• **Given request**
Rewrite the records, from their start through the line holding "y0, x1, y1)." (both ends included), as a JSON list of strings with one string per line. Omit blank lines and leave the pictures out.

• **The data**

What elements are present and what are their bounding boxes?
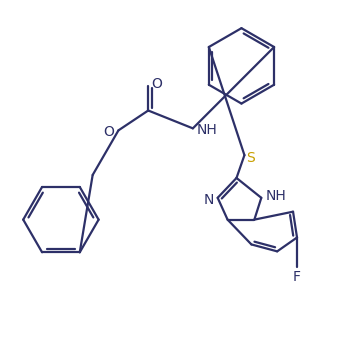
Text: S: S (246, 151, 255, 165)
Text: O: O (151, 77, 162, 91)
Text: O: O (104, 125, 114, 139)
Text: N: N (203, 193, 214, 207)
Text: NH: NH (197, 123, 218, 137)
Text: NH: NH (265, 189, 286, 203)
Text: F: F (293, 270, 301, 284)
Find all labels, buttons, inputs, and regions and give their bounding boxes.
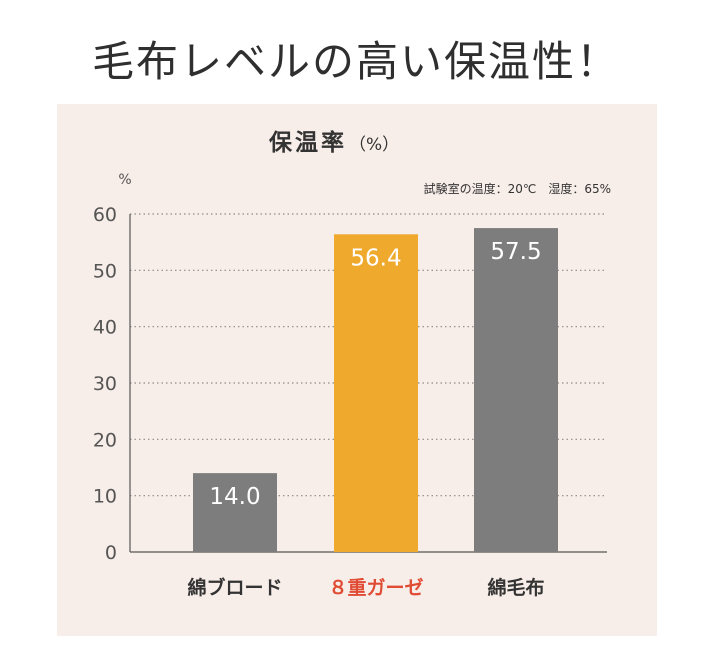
x-category-label: 綿ブロード	[187, 576, 282, 599]
y-tick-label: 60	[93, 204, 117, 226]
y-tick-label: 30	[93, 373, 117, 395]
bar-2	[334, 234, 418, 552]
chart-panel: 保温率 （%） 試験室の温度：20℃ 湿度：65% % 0 10 20 30 40 50 6…	[57, 104, 657, 636]
page-headline: 毛布レベルの高い保温性！	[91, 37, 620, 86]
bar-value-label: 57.5	[490, 239, 541, 265]
y-tick-label: 0	[105, 542, 117, 564]
chart-title-unit: （%）	[349, 135, 399, 155]
bar-chart: 保温率 （%） 試験室の温度：20℃ 湿度：65% % 0 10 20 30 40 50 6…	[93, 129, 611, 599]
bar-value-label: 14.0	[209, 484, 260, 510]
y-tick-label: 50	[93, 260, 117, 282]
chart-subtitle: 試験室の温度：20℃ 湿度：65%	[424, 181, 611, 196]
x-category-label: ８重ガーゼ	[328, 576, 423, 599]
y-axis-unit-label: %	[118, 172, 131, 188]
bar-value-label: 56.4	[350, 245, 401, 271]
chart-title: 保温率	[268, 129, 347, 156]
y-tick-label: 40	[93, 317, 117, 339]
y-tick-label: 10	[93, 486, 117, 508]
x-category-label: 綿毛布	[487, 576, 544, 599]
y-tick-label: 20	[93, 429, 117, 451]
bar-1	[193, 473, 277, 552]
bar-3	[474, 228, 558, 552]
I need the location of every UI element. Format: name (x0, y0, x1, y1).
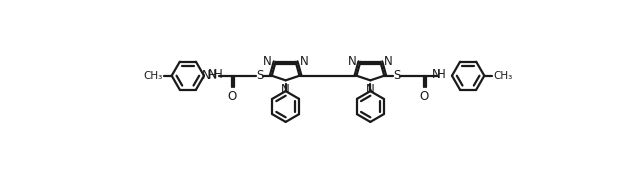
Text: H: H (207, 69, 216, 82)
Text: S: S (256, 69, 263, 82)
Text: O: O (227, 90, 236, 103)
Text: S: S (393, 69, 400, 82)
Text: N: N (202, 69, 211, 82)
Text: N: N (348, 55, 356, 68)
Text: CH₃: CH₃ (493, 71, 513, 81)
Text: H: H (214, 68, 222, 81)
Text: N: N (300, 55, 308, 68)
Text: N: N (208, 68, 217, 81)
Text: H: H (437, 68, 445, 81)
Text: N: N (384, 55, 393, 68)
Text: O: O (420, 90, 429, 103)
Text: N: N (281, 83, 290, 96)
Text: N: N (431, 68, 440, 81)
Text: N: N (366, 83, 375, 96)
Text: CH₃: CH₃ (143, 71, 163, 81)
Text: N: N (263, 55, 272, 68)
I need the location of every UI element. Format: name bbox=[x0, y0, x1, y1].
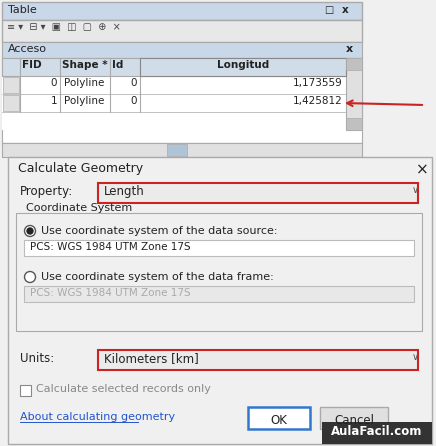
Text: ∨: ∨ bbox=[412, 352, 419, 362]
Bar bbox=[3, 77, 19, 93]
Bar bbox=[2, 58, 362, 143]
Circle shape bbox=[27, 228, 33, 234]
Text: Calculate Geometry: Calculate Geometry bbox=[18, 162, 143, 175]
Text: Length: Length bbox=[104, 185, 145, 198]
Text: 0: 0 bbox=[130, 96, 137, 106]
Text: 1: 1 bbox=[51, 96, 57, 106]
Bar bbox=[2, 42, 362, 58]
Bar bbox=[98, 350, 418, 370]
Text: Table: Table bbox=[8, 5, 37, 15]
Text: Coordinate System: Coordinate System bbox=[26, 203, 132, 213]
Bar bbox=[24, 286, 414, 302]
Bar bbox=[16, 213, 422, 331]
Text: AulaFacil.com: AulaFacil.com bbox=[331, 425, 422, 438]
Bar bbox=[248, 407, 310, 429]
Bar bbox=[2, 112, 346, 130]
Text: ×: × bbox=[416, 162, 429, 177]
Bar bbox=[24, 240, 414, 256]
Text: 1,173559: 1,173559 bbox=[293, 78, 343, 88]
Text: Polyline: Polyline bbox=[64, 78, 104, 88]
Text: Id: Id bbox=[112, 60, 123, 70]
Text: PCS: WGS 1984 UTM Zone 17S: PCS: WGS 1984 UTM Zone 17S bbox=[30, 288, 191, 298]
Text: Polyline: Polyline bbox=[64, 96, 104, 106]
Circle shape bbox=[24, 226, 35, 236]
Bar bbox=[322, 422, 432, 444]
Text: Shape *: Shape * bbox=[62, 60, 108, 70]
Bar bbox=[346, 58, 362, 70]
Text: Acceso: Acceso bbox=[8, 44, 47, 54]
Text: FID: FID bbox=[22, 60, 41, 70]
Bar bbox=[8, 157, 432, 444]
Text: 0: 0 bbox=[51, 78, 57, 88]
Bar bbox=[2, 143, 362, 157]
Text: Kilometers [km]: Kilometers [km] bbox=[104, 352, 199, 365]
Text: 1,425812: 1,425812 bbox=[293, 96, 343, 106]
Text: x: x bbox=[342, 5, 349, 15]
Bar bbox=[320, 407, 388, 429]
Bar bbox=[98, 183, 418, 203]
Text: Property:: Property: bbox=[20, 185, 73, 198]
Text: OK: OK bbox=[271, 414, 287, 427]
Bar bbox=[140, 58, 346, 76]
Bar bbox=[2, 20, 362, 42]
Text: Cancel: Cancel bbox=[334, 414, 374, 427]
Bar bbox=[346, 118, 362, 130]
Text: Use coordinate system of the data source:: Use coordinate system of the data source… bbox=[41, 226, 277, 236]
Bar bbox=[2, 76, 346, 94]
Bar bbox=[2, 58, 346, 76]
Text: Units:: Units: bbox=[20, 352, 54, 365]
Bar bbox=[2, 94, 346, 112]
Bar bbox=[167, 144, 187, 156]
Bar bbox=[20, 385, 31, 396]
Text: About calculating geometry: About calculating geometry bbox=[20, 412, 175, 422]
Text: □: □ bbox=[324, 5, 333, 15]
Bar bbox=[3, 95, 19, 111]
Text: Longitud: Longitud bbox=[217, 60, 269, 70]
Text: x: x bbox=[346, 44, 353, 54]
Text: ∨: ∨ bbox=[412, 185, 419, 195]
Text: 0: 0 bbox=[130, 78, 137, 88]
Bar bbox=[346, 58, 362, 130]
Text: ≡ ▾  ⊟ ▾  ▣  ◫  ▢  ⊕  ×: ≡ ▾ ⊟ ▾ ▣ ◫ ▢ ⊕ × bbox=[7, 22, 121, 32]
Circle shape bbox=[24, 272, 35, 282]
Text: PCS: WGS 1984 UTM Zone 17S: PCS: WGS 1984 UTM Zone 17S bbox=[30, 242, 191, 252]
Bar bbox=[2, 2, 362, 20]
Text: Use coordinate system of the data frame:: Use coordinate system of the data frame: bbox=[41, 272, 274, 282]
Text: Calculate selected records only: Calculate selected records only bbox=[36, 384, 211, 394]
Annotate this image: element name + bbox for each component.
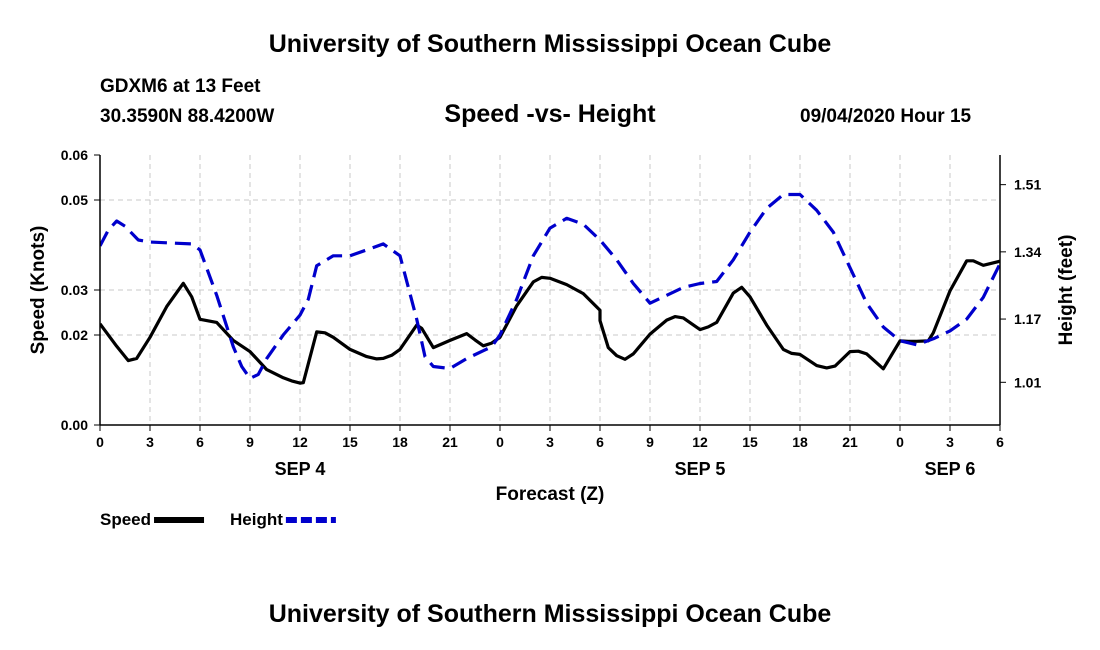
- y2-tick-label: 1.17: [1014, 311, 1041, 327]
- y-tick-label: 0.02: [61, 327, 88, 343]
- top-title: University of Southern Mississippi Ocean…: [268, 30, 832, 58]
- x-tick-label: 15: [342, 434, 358, 450]
- x-tick-label: 12: [692, 434, 708, 450]
- y2-tick-label: 1.01: [1014, 374, 1041, 390]
- x-tick-label: 18: [392, 434, 408, 450]
- x-tick-label: 18: [792, 434, 808, 450]
- y-tick-label: 0.00: [61, 417, 88, 433]
- x-axis-title: Forecast (Z): [496, 484, 605, 505]
- x-tick-label: 21: [442, 434, 458, 450]
- date-label: SEP 4: [275, 459, 326, 479]
- series-line-speed: [100, 259, 1000, 385]
- date-label: SEP 6: [925, 459, 976, 479]
- x-tick-label: 12: [292, 434, 308, 450]
- y2-tick-label: 1.34: [1014, 244, 1041, 260]
- x-tick-label: 21: [842, 434, 858, 450]
- bottom-title: University of Southern Mississippi Ocean…: [268, 600, 832, 628]
- legend-label: Height: [230, 510, 283, 529]
- x-tick-label: 0: [96, 434, 104, 450]
- x-tick-label: 3: [946, 434, 954, 450]
- y-tick-label: 0.03: [61, 282, 88, 298]
- chart-subtitle: Speed -vs- Height: [444, 100, 656, 128]
- y-tick-label: 0.05: [61, 192, 88, 208]
- x-tick-label: 3: [546, 434, 554, 450]
- station-label: GDXM6 at 13 Feet: [100, 76, 261, 97]
- x-tick-label: 9: [646, 434, 654, 450]
- x-tick-label: 0: [496, 434, 504, 450]
- y2-tick-label: 1.51: [1014, 177, 1041, 193]
- legend-label: Speed: [100, 510, 151, 529]
- coordinates-label: 30.3590N 88.4200W: [100, 106, 275, 127]
- y-tick-label: 0.06: [61, 147, 88, 163]
- x-tick-label: 0: [896, 434, 904, 450]
- x-tick-label: 3: [146, 434, 154, 450]
- x-tick-label: 6: [596, 434, 604, 450]
- y-axis-title: Speed (Knots): [28, 226, 49, 355]
- y2-axis-title: Height (feet): [1056, 235, 1077, 346]
- series-line-height: [100, 192, 1000, 380]
- x-tick-label: 6: [996, 434, 1004, 450]
- x-tick-label: 9: [246, 434, 254, 450]
- forecast-datetime: 09/04/2020 Hour 15: [800, 106, 972, 127]
- x-tick-label: 15: [742, 434, 758, 450]
- date-label: SEP 5: [675, 459, 726, 479]
- x-tick-label: 6: [196, 434, 204, 450]
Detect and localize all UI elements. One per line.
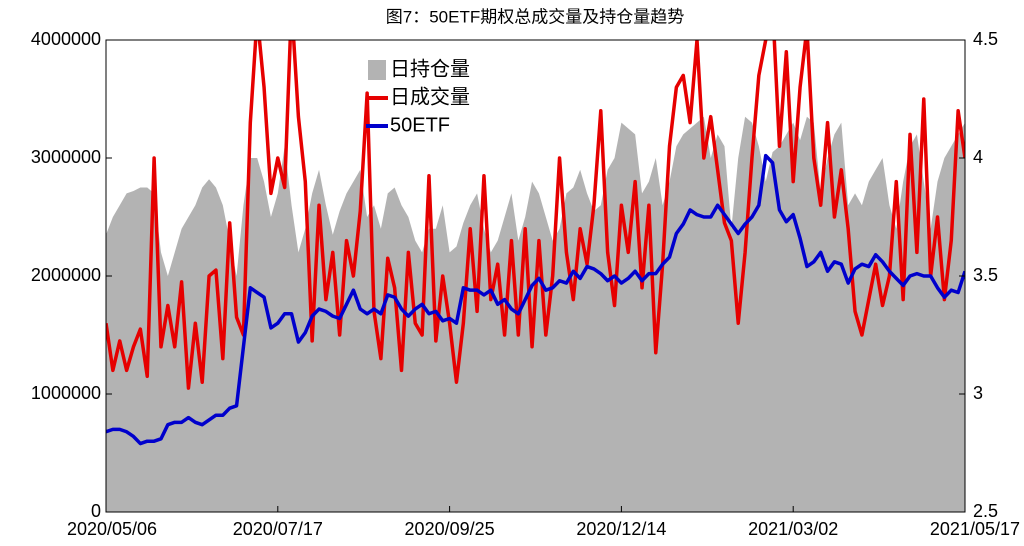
y-tick-label: 3000000 (31, 147, 101, 167)
plot-area (106, 40, 965, 512)
y2-tick-label: 3 (973, 383, 983, 403)
legend-swatch (368, 60, 386, 80)
x-tick-label: 2020/07/17 (233, 519, 323, 539)
legend-label: 日持仓量 (390, 57, 470, 80)
x-tick-label: 2021/05/17 (930, 519, 1020, 539)
y-tick-label: 0 (91, 501, 101, 521)
x-tick-label: 2020/09/25 (405, 519, 495, 539)
x-tick-label: 2020/12/14 (576, 519, 666, 539)
y-tick-label: 2000000 (31, 265, 101, 285)
legend-label: 50ETF (390, 114, 450, 136)
x-tick-label: 2021/03/02 (748, 519, 838, 539)
y2-tick-label: 3.5 (973, 265, 998, 285)
y2-tick-label: 2.5 (973, 501, 998, 521)
y2-tick-label: 4 (973, 147, 983, 167)
legend-label: 日成交量 (390, 85, 470, 108)
x-tick-label: 2020/05/06 (67, 519, 157, 539)
y2-tick-label: 4.5 (973, 29, 998, 49)
y-tick-label: 4000000 (31, 29, 101, 49)
chart-title: 图7：50ETF期权总成交量及持仓量趋势 (386, 7, 684, 26)
y-tick-label: 1000000 (31, 383, 101, 403)
line (106, 40, 965, 390)
line (106, 153, 965, 446)
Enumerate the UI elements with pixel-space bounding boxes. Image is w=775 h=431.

• **Response for this exercise**
[
  "What elements are present and what are their bounding boxes?",
  "Text: S: S (246, 151, 255, 165)",
  "Text: O: O (151, 77, 162, 91)",
  "Text: O: O (104, 125, 114, 139)",
  "Text: N: N (203, 193, 214, 207)",
  "Text: NH: NH (197, 123, 218, 137)",
  "Text: NH: NH (265, 189, 286, 203)",
  "Text: F: F (293, 270, 301, 284)",
  "Find all labels, buttons, inputs, and regions and give their bounding boxes.",
  "x-category-label: 綿ブロード\t[187, 576, 282, 599]",
  "y-tick-label: 60\t[93, 204, 117, 226]",
  "y-tick-label: 30\t[93, 373, 117, 395]",
  "bar-2\t[334, 234, 418, 552]",
  "chart-panel: 保温率 （%） 試験室の温度：20℃ 湿度：65% % 0 10 20 30 40 50 6…\t[57, 104, 657, 636]",
  "page-headline: 毛布レベルの高い保温性！\t[91, 37, 620, 86]",
  "bar-value-label: 57.5\t[490, 239, 541, 265]",
  "y-tick-label: 0\t[105, 542, 117, 564]",
  "chart-title-unit: （%）\t[349, 135, 399, 155]",
  "bar-chart: 保温率 （%） 試験室の温度：20℃ 湿度：65% % 0 10 20 30 40 50 6…\t[93, 129, 611, 599]",
  "bar-value-label: 14.0\t[209, 484, 260, 510]",
  "y-tick-label: 50\t[93, 260, 117, 282]",
  "chart-subtitle: 試験室の温度：20℃ 湿度：65%\t[424, 181, 611, 196]",
  "x-category-label: ８重ガーゼ\t[328, 576, 423, 599]",
  "y-axis-unit-label: %\t[118, 172, 131, 188]",
  "bar-value-label: 56.4\t[350, 245, 401, 271]",
  "chart-title: 保温率\t[268, 129, 347, 156]",
  "y-tick-label: 40\t[93, 317, 117, 339]",
  "y-tick-label: 10\t[93, 486, 117, 508]",
  "x-category-label: 綿毛布\t[487, 576, 544, 599]",
  "y-tick-label: 20\t[93, 429, 117, 451]",
  "bar-1\t[193, 473, 277, 552]",
  "bar-3\t[474, 228, 558, 552]",
  "I need the location of every UI element. Format: name (x0, y0, x1, y1)."
]